### [Problem to work on]
Each record below should be output verbatim, without pictures.
#### Supplied records ####
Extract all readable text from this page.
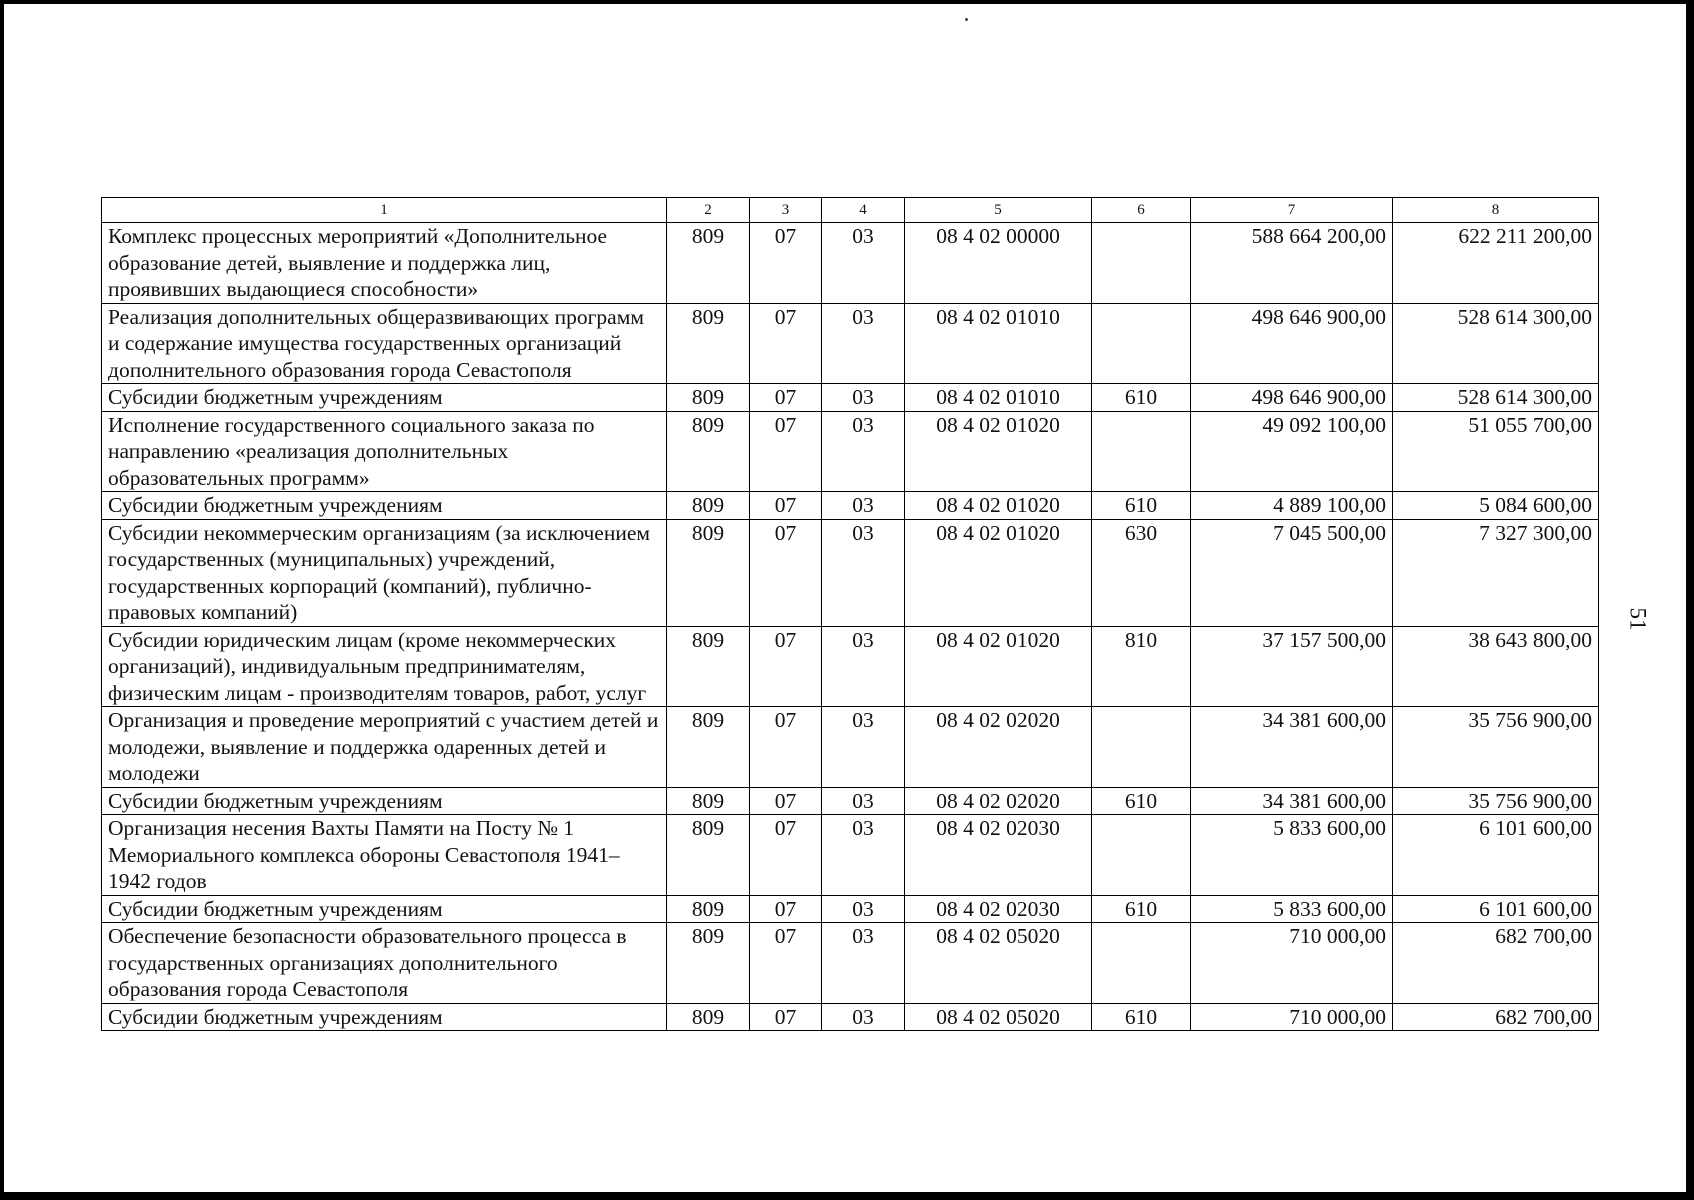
51
1	2	3	4	5	6	7	8
Комплекс процессных мероприятий «Дополнительное образование детей, выявление и поддержка лиц, проявивших выдающиеся способности»	809	07	03	08 4 02 00000		588 664 200,00	622 211 200,00
Реализация дополнительных общеразвивающих программ и содержание имущества государственных организаций дополнительного образования города Севастополя	809	07	03	08 4 02 01010		498 646 900,00	528 614 300,00
Субсидии бюджетным учреждениям	809	07	03	08 4 02 01010	610	498 646 900,00	528 614 300,00
Исполнение государственного социального заказа по направлению «реализация дополнительных образовательных программ»	809	07	03	08 4 02 01020		49 092 100,00	51 055 700,00
Субсидии бюджетным учреждениям	809	07	03	08 4 02 01020	610	4 889 100,00	5 084 600,00
Субсидии некоммерческим организациям (за исключением государственных (муниципальных) учреждений, государственных корпораций (компаний), публично-правовых компаний)	809	07	03	08 4 02 01020	630	7 045 500,00	7 327 300,00
Субсидии юридическим лицам (кроме некоммерческих организаций), индивидуальным предпринимателям, физическим лицам - производителям товаров, работ, услуг	809	07	03	08 4 02 01020	810	37 157 500,00	38 643 800,00
Организация и проведение мероприятий с участием детей и молодежи, выявление и поддержка одаренных детей и молодежи	809	07	03	08 4 02 02020		34 381 600,00	35 756 900,00
Субсидии бюджетным учреждениям	809	07	03	08 4 02 02020	610	34 381 600,00	35 756 900,00
Организация несения Вахты Памяти на Посту № 1 Мемориального комплекса обороны Севастополя 1941–1942 годов	809	07	03	08 4 02 02030		5 833 600,00	6 101 600,00
Субсидии бюджетным учреждениям	809	07	03	08 4 02 02030	610	5 833 600,00	6 101 600,00
Обеспечение безопасности образовательного процесса в государственных организациях дополнительного образования города Севастополя	809	07	03	08 4 02 05020		710 000,00	682 700,00
Субсидии бюджетным учреждениям	809	07	03	08 4 02 05020	610	710 000,00	682 700,00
####
### [Answer for this exercise]
Extract all readable text from this page.
51
1	2	3	4	5	6	7	8
Комплекс процессных мероприятий «Дополнительное образование детей, выявление и поддержка лиц, проявивших выдающиеся способности»	809	07	03	08 4 02 00000		588 664 200,00	622 211 200,00
Реализация дополнительных общеразвивающих программ и содержание имущества государственных организаций дополнительного образования города Севастополя	809	07	03	08 4 02 01010		498 646 900,00	528 614 300,00
Субсидии бюджетным учреждениям	809	07	03	08 4 02 01010	610	498 646 900,00	528 614 300,00
Исполнение государственного социального заказа по направлению «реализация дополнительных образовательных программ»	809	07	03	08 4 02 01020		49 092 100,00	51 055 700,00
Субсидии бюджетным учреждениям	809	07	03	08 4 02 01020	610	4 889 100,00	5 084 600,00
Субсидии некоммерческим организациям (за исключением государственных (муниципальных) учреждений, государственных корпораций (компаний), публично-правовых компаний)	809	07	03	08 4 02 01020	630	7 045 500,00	7 327 300,00
Субсидии юридическим лицам (кроме некоммерческих организаций), индивидуальным предпринимателям, физическим лицам - производителям товаров, работ, услуг	809	07	03	08 4 02 01020	810	37 157 500,00	38 643 800,00
Организация и проведение мероприятий с участием детей и молодежи, выявление и поддержка одаренных детей и молодежи	809	07	03	08 4 02 02020		34 381 600,00	35 756 900,00
Субсидии бюджетным учреждениям	809	07	03	08 4 02 02020	610	34 381 600,00	35 756 900,00
Организация несения Вахты Памяти на Посту № 1 Мемориального комплекса обороны Севастополя 1941–1942 годов	809	07	03	08 4 02 02030		5 833 600,00	6 101 600,00
Субсидии бюджетным учреждениям	809	07	03	08 4 02 02030	610	5 833 600,00	6 101 600,00
Обеспечение безопасности образовательного процесса в государственных организациях дополнительного образования города Севастополя	809	07	03	08 4 02 05020		710 000,00	682 700,00
Субсидии бюджетным учреждениям	809	07	03	08 4 02 05020	610	710 000,00	682 700,00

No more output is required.